> Requirements
Go through the listing and return every line with "name" in it.

> Items from a figure collection
______
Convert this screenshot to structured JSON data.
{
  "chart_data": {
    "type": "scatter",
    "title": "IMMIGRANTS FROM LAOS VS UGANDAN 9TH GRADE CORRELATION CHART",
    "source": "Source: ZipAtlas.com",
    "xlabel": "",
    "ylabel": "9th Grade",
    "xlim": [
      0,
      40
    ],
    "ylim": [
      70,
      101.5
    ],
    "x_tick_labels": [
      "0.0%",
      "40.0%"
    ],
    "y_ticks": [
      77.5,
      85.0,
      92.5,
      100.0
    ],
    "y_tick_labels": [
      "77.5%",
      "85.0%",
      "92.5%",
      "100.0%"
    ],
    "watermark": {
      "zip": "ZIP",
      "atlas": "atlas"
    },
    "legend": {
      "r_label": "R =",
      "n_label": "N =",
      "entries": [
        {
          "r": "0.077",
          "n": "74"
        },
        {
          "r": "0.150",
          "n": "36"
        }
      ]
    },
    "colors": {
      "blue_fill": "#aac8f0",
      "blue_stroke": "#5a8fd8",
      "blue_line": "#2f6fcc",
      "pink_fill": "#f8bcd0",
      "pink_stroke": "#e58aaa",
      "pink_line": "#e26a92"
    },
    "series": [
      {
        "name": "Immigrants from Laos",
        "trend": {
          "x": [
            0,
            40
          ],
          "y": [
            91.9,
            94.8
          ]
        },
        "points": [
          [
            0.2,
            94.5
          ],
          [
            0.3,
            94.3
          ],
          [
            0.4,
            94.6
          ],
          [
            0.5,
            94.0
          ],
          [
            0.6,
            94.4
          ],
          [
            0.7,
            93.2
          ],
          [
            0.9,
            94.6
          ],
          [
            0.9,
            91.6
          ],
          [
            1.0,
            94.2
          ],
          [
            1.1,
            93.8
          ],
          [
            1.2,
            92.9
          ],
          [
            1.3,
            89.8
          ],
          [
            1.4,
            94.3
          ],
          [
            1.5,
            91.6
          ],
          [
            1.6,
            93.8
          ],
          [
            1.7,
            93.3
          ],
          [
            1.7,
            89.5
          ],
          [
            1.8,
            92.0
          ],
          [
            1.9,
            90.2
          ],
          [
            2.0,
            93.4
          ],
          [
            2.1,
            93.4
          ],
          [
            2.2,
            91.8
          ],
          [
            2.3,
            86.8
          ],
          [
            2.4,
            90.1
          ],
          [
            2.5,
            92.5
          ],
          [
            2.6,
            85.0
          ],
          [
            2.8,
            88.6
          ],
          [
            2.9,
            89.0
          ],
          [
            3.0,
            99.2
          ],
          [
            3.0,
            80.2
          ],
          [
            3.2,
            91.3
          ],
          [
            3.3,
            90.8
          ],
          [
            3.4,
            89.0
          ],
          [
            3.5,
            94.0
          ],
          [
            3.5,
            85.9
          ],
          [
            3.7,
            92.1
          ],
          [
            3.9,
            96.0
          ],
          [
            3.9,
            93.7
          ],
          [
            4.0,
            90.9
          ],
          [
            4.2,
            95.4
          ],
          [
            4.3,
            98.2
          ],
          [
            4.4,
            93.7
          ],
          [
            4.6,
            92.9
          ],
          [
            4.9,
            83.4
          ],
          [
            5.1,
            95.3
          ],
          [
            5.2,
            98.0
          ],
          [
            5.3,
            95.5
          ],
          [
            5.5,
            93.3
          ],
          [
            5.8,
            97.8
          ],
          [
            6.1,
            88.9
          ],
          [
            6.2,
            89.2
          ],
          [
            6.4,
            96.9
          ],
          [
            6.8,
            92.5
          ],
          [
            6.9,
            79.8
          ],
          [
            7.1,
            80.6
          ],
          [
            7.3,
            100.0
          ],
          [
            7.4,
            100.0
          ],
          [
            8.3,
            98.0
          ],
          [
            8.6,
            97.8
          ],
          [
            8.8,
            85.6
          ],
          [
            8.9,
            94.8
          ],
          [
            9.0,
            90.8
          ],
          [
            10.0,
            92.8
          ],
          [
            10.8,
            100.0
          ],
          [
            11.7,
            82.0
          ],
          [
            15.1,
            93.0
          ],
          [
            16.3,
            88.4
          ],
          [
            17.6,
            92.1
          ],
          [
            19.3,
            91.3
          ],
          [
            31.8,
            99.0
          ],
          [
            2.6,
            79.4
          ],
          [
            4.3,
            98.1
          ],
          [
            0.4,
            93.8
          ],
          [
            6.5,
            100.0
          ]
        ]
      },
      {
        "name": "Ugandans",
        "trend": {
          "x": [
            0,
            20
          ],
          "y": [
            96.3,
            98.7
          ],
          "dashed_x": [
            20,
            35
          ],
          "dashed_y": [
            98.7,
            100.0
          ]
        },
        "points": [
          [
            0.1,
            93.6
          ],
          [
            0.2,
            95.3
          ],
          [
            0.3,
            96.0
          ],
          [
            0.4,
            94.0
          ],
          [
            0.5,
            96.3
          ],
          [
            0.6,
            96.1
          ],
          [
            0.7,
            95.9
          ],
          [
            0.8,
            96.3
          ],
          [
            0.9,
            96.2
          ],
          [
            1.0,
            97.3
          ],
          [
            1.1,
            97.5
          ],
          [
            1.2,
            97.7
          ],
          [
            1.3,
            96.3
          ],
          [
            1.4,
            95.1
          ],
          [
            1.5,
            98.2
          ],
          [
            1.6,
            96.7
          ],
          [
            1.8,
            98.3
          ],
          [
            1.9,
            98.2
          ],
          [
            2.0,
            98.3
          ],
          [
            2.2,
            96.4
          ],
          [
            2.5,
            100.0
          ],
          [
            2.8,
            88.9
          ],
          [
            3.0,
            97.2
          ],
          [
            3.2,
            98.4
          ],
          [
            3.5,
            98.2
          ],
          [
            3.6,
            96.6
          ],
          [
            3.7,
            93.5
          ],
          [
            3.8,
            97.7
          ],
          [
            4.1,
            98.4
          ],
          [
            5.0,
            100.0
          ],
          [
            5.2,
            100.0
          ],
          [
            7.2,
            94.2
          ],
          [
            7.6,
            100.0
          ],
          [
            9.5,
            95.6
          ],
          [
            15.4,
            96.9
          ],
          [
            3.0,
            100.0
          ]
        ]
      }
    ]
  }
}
______
> Solution to the exercise
        "name": "Immigrants from Laos",
        "name": "Ugandans",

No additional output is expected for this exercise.